** start of Records shown **
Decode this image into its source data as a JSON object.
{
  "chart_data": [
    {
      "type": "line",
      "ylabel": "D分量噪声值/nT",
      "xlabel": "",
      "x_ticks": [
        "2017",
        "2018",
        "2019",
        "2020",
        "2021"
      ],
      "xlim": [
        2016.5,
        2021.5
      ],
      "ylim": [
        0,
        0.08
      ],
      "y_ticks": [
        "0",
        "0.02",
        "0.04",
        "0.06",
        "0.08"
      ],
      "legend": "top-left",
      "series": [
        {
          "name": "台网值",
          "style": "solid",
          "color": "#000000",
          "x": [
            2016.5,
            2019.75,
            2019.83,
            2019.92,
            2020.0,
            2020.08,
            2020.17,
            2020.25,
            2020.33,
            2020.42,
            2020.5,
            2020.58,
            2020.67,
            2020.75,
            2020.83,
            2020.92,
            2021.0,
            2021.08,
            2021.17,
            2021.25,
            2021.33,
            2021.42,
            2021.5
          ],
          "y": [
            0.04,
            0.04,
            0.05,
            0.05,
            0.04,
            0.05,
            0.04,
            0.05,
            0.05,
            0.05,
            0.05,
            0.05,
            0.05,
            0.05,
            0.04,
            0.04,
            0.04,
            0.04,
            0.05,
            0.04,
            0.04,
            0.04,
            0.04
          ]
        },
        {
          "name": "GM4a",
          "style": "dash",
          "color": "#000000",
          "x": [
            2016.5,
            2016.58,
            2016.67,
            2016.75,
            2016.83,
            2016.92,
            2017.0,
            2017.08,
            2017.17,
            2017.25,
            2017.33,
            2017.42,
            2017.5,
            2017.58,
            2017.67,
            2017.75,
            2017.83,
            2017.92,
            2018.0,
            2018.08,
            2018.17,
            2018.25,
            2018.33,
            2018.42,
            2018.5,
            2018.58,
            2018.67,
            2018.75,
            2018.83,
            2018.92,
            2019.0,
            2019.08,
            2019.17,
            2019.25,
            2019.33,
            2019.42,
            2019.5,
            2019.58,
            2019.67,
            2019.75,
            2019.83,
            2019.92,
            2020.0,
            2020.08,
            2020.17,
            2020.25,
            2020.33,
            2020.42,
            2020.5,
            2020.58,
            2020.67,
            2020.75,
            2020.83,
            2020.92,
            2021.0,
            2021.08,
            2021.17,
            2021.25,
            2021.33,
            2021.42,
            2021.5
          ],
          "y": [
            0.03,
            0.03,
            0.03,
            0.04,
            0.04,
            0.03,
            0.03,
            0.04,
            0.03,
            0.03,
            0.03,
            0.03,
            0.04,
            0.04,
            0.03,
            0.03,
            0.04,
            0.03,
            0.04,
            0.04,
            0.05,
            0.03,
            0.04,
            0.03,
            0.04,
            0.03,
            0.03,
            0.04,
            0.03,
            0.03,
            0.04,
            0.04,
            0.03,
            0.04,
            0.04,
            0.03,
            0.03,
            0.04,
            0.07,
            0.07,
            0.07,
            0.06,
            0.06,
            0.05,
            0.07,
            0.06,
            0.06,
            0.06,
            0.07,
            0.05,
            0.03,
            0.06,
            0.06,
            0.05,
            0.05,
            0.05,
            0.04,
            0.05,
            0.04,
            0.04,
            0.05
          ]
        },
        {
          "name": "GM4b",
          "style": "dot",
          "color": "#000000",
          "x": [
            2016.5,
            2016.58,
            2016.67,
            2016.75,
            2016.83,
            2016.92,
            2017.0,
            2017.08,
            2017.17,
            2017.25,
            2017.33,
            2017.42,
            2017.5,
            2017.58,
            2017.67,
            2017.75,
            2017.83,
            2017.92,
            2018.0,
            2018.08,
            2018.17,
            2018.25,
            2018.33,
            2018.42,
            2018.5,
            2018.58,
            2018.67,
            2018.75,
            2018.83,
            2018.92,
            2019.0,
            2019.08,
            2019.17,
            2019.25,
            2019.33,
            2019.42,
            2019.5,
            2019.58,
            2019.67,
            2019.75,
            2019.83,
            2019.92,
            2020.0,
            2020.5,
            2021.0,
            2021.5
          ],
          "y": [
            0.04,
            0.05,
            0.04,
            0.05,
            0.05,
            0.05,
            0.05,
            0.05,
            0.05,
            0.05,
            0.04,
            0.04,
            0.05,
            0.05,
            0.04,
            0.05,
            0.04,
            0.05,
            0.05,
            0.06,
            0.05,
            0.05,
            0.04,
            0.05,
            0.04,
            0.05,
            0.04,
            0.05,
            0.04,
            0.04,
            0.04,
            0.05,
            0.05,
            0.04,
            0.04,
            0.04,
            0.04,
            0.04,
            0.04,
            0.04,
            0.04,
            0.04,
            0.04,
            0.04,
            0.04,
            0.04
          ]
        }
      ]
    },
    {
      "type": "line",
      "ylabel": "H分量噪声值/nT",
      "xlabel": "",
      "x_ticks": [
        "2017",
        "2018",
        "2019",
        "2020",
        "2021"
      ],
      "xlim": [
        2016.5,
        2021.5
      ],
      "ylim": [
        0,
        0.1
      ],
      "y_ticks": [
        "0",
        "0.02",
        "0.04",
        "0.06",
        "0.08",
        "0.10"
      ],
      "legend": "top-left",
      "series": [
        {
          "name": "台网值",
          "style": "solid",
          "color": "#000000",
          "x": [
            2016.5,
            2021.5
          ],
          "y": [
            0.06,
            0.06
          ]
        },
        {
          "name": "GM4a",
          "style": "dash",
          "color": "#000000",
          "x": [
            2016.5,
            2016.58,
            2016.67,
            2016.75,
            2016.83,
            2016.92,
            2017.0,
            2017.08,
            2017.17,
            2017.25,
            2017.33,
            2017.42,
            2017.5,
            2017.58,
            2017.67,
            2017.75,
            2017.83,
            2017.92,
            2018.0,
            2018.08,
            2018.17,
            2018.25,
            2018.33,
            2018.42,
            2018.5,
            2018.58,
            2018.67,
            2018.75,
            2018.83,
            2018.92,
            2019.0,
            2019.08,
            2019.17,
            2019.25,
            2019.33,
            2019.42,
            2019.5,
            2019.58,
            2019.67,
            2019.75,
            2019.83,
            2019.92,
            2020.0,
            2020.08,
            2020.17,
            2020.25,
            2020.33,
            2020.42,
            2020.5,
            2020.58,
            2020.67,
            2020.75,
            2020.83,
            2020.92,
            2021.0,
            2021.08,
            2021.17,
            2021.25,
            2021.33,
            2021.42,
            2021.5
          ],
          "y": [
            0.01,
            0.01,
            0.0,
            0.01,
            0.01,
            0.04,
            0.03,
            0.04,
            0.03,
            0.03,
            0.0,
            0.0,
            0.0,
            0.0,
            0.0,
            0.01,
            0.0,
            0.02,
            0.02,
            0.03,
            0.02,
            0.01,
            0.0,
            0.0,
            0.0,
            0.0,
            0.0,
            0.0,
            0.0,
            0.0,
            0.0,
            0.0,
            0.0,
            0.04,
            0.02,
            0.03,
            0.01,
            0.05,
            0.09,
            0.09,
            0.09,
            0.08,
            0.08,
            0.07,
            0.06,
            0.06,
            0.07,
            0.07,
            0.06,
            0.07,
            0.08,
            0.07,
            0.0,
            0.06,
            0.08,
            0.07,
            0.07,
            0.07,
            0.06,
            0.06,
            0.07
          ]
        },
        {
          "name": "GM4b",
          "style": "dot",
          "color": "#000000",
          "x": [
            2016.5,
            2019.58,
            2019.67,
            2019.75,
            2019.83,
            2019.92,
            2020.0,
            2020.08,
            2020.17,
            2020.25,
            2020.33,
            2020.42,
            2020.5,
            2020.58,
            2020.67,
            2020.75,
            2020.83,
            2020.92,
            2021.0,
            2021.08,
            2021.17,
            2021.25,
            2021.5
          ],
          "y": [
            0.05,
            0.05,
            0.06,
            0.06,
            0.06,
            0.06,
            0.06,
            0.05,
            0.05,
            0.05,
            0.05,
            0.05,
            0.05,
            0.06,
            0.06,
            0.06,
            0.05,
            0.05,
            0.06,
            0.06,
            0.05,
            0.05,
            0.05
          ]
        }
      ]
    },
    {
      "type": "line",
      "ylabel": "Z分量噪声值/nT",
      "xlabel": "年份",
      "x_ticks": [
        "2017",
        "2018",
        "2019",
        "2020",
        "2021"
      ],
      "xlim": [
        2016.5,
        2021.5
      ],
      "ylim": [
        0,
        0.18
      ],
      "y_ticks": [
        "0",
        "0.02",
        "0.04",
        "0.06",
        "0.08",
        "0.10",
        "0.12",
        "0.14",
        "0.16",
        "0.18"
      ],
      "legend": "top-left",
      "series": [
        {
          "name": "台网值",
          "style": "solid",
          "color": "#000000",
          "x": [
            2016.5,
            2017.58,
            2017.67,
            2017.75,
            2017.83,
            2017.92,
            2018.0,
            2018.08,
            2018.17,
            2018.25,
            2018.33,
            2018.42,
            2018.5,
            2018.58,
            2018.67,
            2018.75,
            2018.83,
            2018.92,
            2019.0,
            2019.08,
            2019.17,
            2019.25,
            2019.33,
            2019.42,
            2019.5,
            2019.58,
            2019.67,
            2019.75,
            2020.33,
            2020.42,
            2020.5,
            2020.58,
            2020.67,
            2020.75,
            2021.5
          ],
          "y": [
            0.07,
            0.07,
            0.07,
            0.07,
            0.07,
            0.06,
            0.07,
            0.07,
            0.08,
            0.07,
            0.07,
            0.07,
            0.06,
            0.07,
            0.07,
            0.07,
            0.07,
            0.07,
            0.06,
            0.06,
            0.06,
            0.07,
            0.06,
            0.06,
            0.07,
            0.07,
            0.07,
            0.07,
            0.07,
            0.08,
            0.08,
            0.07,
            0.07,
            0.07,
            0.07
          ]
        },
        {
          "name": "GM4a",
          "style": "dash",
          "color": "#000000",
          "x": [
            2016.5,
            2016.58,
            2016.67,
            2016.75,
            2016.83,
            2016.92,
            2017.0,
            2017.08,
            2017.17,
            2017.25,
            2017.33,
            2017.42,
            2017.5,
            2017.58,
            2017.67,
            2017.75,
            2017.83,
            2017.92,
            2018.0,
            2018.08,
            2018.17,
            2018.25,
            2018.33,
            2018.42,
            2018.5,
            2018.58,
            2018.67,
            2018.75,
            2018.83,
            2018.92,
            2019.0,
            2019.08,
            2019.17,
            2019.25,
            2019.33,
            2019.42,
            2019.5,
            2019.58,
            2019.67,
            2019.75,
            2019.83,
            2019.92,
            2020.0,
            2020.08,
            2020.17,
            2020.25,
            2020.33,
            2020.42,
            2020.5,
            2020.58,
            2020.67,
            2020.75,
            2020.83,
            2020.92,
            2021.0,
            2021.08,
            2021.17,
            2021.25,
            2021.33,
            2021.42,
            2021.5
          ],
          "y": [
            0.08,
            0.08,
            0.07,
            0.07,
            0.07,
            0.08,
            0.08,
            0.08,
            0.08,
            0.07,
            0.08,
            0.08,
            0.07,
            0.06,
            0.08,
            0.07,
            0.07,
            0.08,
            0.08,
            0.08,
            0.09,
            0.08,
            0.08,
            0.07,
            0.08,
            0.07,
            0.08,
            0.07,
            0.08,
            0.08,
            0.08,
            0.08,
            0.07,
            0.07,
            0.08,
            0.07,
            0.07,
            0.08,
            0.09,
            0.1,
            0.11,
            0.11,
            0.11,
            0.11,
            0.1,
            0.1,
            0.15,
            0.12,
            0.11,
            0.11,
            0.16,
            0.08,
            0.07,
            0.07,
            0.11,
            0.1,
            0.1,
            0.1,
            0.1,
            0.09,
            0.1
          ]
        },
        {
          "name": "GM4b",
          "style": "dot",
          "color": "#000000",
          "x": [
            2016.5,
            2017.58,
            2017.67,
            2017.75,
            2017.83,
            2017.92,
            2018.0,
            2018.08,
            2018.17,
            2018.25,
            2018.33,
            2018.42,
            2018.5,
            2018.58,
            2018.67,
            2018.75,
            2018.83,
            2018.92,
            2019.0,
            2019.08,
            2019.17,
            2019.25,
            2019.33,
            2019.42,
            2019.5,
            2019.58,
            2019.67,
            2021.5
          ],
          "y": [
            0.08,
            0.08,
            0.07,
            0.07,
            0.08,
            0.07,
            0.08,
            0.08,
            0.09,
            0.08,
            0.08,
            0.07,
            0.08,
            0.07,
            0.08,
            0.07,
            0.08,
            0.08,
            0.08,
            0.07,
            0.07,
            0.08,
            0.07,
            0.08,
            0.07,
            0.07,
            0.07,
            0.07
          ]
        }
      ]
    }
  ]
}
** end of Records shown **
Problem statement.
Scan the material above for the string "ylabel" and report each line where you find it.

Result for this task.
      "ylabel": "D分量噪声值/nT",
      "ylabel": "H分量噪声值/nT",
      "ylabel": "Z分量噪声值/nT",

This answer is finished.